What is expected:
Pictures do not belong in the copy. Return all of the entries exactly.
»»
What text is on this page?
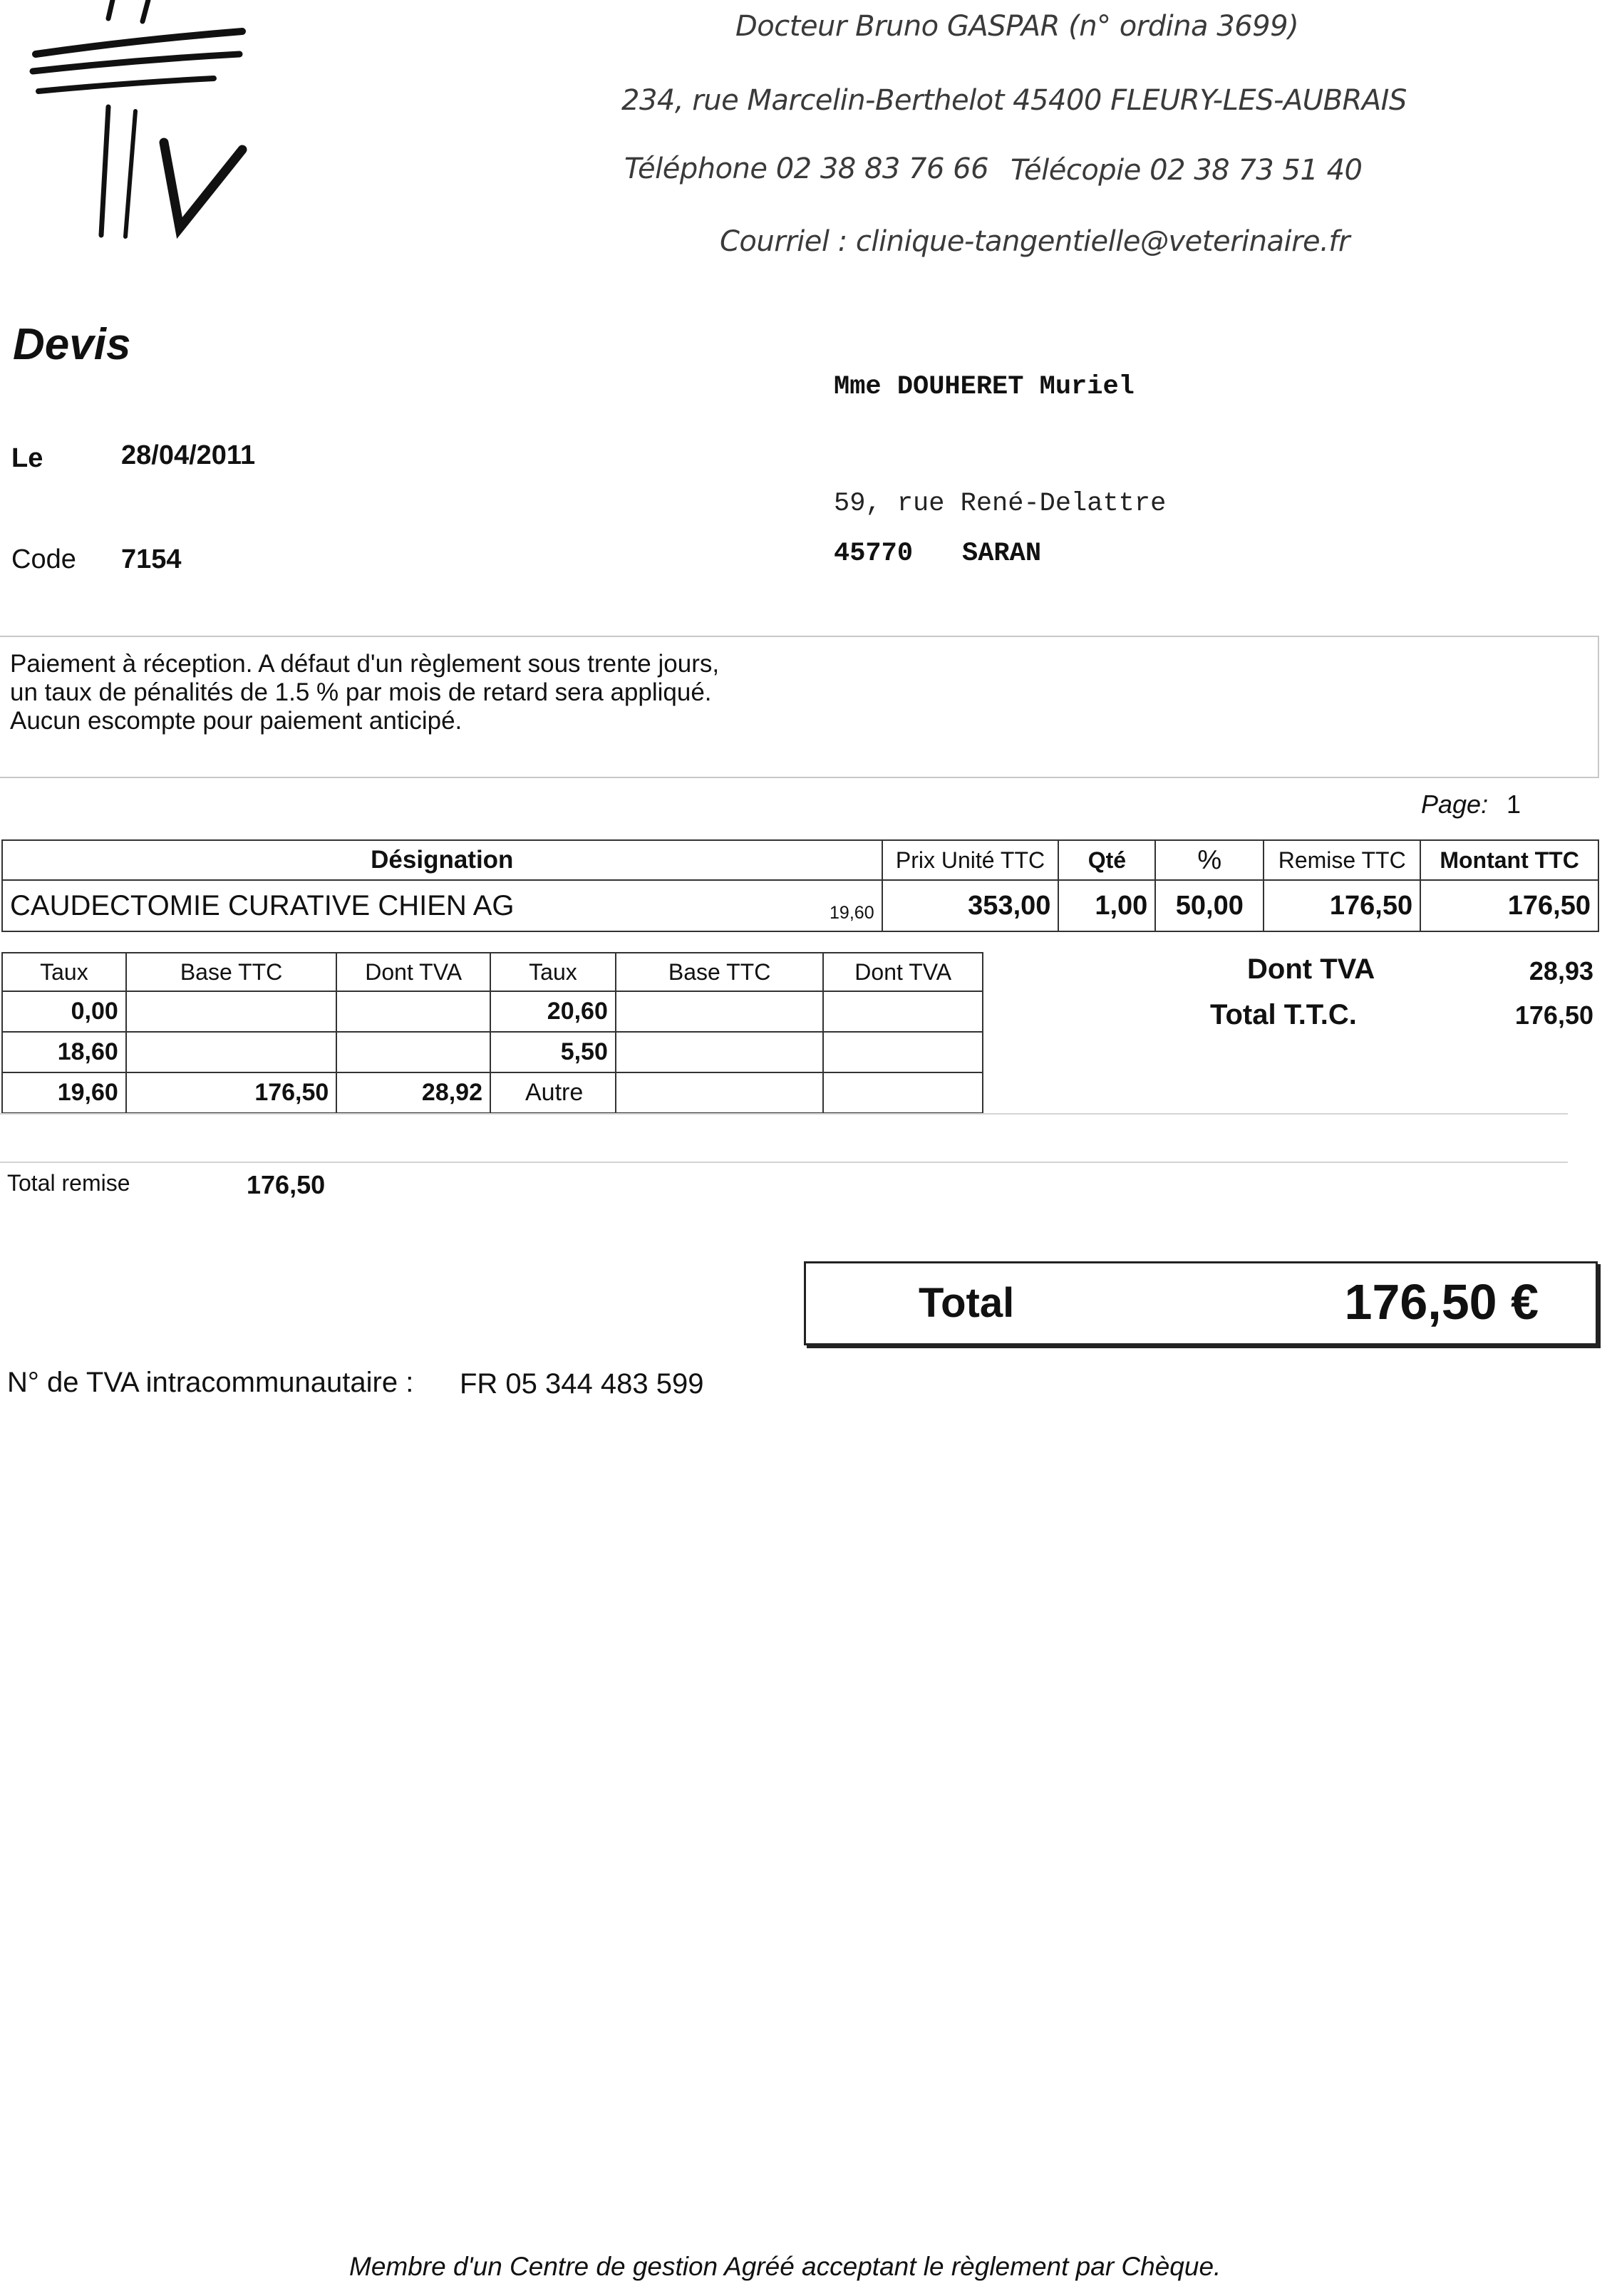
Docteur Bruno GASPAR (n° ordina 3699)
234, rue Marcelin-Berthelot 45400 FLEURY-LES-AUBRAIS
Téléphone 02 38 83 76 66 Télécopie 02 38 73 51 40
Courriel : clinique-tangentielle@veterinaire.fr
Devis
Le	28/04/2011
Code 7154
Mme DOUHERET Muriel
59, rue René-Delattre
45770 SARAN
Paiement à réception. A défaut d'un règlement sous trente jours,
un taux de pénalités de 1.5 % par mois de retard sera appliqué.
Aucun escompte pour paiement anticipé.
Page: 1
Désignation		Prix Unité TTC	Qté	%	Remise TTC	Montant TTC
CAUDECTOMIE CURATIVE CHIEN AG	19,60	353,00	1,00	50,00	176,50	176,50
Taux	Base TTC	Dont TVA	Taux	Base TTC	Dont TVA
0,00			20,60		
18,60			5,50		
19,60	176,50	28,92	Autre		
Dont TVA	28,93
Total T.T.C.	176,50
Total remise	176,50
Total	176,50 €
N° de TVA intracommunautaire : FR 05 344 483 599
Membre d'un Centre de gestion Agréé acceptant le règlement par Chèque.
««
Worked solution:
What text is on this page?
Docteur Bruno GASPAR (n° ordina 3699)
234, rue Marcelin-Berthelot 45400 FLEURY-LES-AUBRAIS
Téléphone 02 38 83 76 66 Télécopie 02 38 73 51 40
Courriel : clinique-tangentielle@veterinaire.fr
Devis
Le	28/04/2011
Code 7154
Mme DOUHERET Muriel
59, rue René-Delattre
45770 SARAN
Paiement à réception. A défaut d'un règlement sous trente jours,
un taux de pénalités de 1.5 % par mois de retard sera appliqué.
Aucun escompte pour paiement anticipé.
Page: 1
Désignation		Prix Unité TTC	Qté	%	Remise TTC	Montant TTC
CAUDECTOMIE CURATIVE CHIEN AG	19,60	353,00	1,00	50,00	176,50	176,50
Taux	Base TTC	Dont TVA	Taux	Base TTC	Dont TVA
0,00			20,60		
18,60			5,50		
19,60	176,50	28,92	Autre		
Dont TVA	28,93
Total T.T.C.	176,50
Total remise	176,50
Total	176,50 €
N° de TVA intracommunautaire : FR 05 344 483 599
Membre d'un Centre de gestion Agréé acceptant le règlement par Chèque.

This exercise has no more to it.